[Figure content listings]
• • •
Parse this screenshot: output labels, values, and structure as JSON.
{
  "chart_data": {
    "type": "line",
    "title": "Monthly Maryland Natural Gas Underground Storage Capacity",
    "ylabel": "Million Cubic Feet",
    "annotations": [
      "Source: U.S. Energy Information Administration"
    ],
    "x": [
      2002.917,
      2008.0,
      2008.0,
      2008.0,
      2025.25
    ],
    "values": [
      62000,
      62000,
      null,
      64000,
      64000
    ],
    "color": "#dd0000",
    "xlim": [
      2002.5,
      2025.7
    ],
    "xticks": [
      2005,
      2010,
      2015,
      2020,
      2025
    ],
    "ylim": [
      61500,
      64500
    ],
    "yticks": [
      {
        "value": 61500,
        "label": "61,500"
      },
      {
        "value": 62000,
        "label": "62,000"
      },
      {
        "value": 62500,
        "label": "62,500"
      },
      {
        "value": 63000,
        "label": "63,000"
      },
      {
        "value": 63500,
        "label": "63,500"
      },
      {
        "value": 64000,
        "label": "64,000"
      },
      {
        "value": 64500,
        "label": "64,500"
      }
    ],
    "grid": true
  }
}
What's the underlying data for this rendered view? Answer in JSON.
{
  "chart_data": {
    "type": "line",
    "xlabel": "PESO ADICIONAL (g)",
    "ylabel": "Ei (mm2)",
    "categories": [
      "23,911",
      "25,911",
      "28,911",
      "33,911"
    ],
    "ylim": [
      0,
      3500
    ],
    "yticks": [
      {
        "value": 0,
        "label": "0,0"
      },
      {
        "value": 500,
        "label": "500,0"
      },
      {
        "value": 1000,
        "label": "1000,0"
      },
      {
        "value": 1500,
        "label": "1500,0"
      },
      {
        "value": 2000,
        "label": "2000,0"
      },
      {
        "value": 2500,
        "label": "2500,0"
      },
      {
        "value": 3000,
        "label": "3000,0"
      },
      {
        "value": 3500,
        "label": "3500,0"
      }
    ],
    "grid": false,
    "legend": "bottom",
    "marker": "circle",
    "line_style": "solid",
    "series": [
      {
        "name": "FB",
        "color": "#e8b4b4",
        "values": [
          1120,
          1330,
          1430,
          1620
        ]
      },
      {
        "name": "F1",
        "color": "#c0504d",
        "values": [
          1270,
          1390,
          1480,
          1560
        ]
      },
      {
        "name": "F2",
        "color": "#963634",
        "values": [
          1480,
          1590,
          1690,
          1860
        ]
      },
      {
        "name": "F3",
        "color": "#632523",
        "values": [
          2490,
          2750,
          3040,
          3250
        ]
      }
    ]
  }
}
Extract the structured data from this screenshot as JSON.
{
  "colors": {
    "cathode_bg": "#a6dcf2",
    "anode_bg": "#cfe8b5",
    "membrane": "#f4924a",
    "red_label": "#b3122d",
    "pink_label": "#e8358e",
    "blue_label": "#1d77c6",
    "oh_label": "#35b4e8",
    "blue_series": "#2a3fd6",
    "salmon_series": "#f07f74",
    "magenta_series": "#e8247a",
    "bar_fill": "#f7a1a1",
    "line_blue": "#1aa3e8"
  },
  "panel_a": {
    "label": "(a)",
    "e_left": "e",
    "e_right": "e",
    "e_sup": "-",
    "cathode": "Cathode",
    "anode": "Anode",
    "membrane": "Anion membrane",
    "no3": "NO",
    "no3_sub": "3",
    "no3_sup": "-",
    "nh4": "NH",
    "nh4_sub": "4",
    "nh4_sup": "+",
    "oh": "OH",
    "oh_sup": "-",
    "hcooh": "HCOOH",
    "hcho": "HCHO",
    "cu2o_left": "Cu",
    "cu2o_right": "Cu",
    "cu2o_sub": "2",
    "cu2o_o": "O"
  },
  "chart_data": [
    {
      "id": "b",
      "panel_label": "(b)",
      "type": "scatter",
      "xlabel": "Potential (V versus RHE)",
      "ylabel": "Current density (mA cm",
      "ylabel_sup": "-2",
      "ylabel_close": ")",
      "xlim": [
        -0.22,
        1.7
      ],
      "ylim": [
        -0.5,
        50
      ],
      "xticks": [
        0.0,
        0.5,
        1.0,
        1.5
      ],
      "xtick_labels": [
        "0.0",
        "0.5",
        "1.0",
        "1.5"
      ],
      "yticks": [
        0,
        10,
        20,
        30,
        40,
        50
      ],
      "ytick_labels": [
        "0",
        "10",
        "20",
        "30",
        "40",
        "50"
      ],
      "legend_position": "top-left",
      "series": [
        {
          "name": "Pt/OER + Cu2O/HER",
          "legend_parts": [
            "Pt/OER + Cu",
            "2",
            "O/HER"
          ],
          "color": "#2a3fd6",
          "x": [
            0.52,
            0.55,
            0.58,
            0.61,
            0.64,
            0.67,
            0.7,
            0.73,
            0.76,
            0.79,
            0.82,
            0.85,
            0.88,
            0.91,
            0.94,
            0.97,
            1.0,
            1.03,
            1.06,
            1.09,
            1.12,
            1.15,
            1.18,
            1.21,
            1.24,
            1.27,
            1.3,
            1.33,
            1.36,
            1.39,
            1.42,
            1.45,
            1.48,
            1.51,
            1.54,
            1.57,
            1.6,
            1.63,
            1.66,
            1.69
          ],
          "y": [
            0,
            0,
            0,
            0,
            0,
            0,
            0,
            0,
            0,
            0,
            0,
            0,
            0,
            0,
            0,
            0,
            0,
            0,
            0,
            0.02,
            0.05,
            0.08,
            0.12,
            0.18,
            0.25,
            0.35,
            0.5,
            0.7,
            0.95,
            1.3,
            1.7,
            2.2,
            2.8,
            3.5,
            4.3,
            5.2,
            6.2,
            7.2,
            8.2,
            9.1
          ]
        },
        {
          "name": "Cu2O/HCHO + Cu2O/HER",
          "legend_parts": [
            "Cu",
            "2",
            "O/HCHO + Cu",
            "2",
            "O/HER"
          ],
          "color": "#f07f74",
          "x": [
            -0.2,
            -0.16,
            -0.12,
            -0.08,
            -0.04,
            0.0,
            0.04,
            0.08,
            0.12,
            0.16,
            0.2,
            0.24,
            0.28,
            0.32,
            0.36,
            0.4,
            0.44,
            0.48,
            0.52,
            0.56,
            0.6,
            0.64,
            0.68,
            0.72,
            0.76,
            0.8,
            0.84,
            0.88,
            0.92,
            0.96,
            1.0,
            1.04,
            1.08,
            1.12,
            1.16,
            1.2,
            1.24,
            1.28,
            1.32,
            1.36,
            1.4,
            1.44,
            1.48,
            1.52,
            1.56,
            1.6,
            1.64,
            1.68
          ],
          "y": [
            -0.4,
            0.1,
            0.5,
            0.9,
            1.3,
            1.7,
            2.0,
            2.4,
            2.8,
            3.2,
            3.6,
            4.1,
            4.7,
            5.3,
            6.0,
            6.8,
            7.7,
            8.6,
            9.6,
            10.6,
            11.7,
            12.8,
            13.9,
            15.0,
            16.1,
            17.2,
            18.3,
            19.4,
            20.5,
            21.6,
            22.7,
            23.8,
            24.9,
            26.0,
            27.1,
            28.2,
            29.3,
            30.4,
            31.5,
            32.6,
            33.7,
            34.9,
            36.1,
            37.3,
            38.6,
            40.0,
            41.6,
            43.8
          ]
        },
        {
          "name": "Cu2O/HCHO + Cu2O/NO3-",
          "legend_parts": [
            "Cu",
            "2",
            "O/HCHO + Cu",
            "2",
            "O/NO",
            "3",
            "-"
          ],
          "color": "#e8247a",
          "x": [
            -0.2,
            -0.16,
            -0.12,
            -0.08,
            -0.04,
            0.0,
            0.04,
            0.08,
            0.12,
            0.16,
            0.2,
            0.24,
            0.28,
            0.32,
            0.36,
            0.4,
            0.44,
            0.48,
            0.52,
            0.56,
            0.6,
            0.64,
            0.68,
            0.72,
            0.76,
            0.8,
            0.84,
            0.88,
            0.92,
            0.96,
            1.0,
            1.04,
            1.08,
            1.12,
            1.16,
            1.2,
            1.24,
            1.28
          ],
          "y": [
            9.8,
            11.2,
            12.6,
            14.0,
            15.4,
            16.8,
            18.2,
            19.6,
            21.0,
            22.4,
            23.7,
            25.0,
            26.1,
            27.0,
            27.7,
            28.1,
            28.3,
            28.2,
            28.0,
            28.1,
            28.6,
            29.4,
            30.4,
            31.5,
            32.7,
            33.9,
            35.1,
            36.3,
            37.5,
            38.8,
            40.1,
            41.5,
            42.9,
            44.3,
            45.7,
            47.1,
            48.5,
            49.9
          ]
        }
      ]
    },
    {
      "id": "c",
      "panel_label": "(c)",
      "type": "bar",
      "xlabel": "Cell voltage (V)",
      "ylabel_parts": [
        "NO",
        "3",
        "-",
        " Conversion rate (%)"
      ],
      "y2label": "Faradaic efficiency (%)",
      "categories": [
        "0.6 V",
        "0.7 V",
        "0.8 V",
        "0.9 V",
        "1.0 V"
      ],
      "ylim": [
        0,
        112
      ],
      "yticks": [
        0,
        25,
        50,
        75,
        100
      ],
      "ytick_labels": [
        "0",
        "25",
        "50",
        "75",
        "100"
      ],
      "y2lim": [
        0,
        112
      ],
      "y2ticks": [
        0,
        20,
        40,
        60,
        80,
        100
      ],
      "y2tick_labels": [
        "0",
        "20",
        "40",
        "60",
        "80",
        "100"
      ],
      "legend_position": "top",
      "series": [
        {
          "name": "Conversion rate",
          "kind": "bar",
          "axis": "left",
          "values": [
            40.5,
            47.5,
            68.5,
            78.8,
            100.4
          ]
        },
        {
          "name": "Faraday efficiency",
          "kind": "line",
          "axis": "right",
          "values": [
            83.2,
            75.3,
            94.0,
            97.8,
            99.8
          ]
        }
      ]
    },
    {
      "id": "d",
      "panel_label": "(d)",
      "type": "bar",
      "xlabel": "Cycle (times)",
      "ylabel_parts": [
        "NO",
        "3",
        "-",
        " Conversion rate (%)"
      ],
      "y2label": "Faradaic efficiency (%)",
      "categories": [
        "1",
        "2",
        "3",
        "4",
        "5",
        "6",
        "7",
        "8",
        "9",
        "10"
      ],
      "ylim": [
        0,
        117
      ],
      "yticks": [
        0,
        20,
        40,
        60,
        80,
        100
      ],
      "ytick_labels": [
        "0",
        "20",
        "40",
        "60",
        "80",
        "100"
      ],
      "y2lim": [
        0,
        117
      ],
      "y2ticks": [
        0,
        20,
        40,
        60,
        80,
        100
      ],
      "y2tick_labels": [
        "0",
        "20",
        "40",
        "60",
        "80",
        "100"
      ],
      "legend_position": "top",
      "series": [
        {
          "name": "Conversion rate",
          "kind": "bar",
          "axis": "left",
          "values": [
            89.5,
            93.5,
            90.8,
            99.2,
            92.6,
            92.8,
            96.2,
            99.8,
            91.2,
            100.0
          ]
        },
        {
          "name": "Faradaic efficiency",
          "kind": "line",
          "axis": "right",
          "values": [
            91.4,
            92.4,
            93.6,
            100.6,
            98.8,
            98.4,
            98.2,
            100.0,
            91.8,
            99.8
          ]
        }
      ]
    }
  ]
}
• • •
_Exercise description_. Only the count is needed: the number of lines in the data that include the word "name".

_The answer_. 11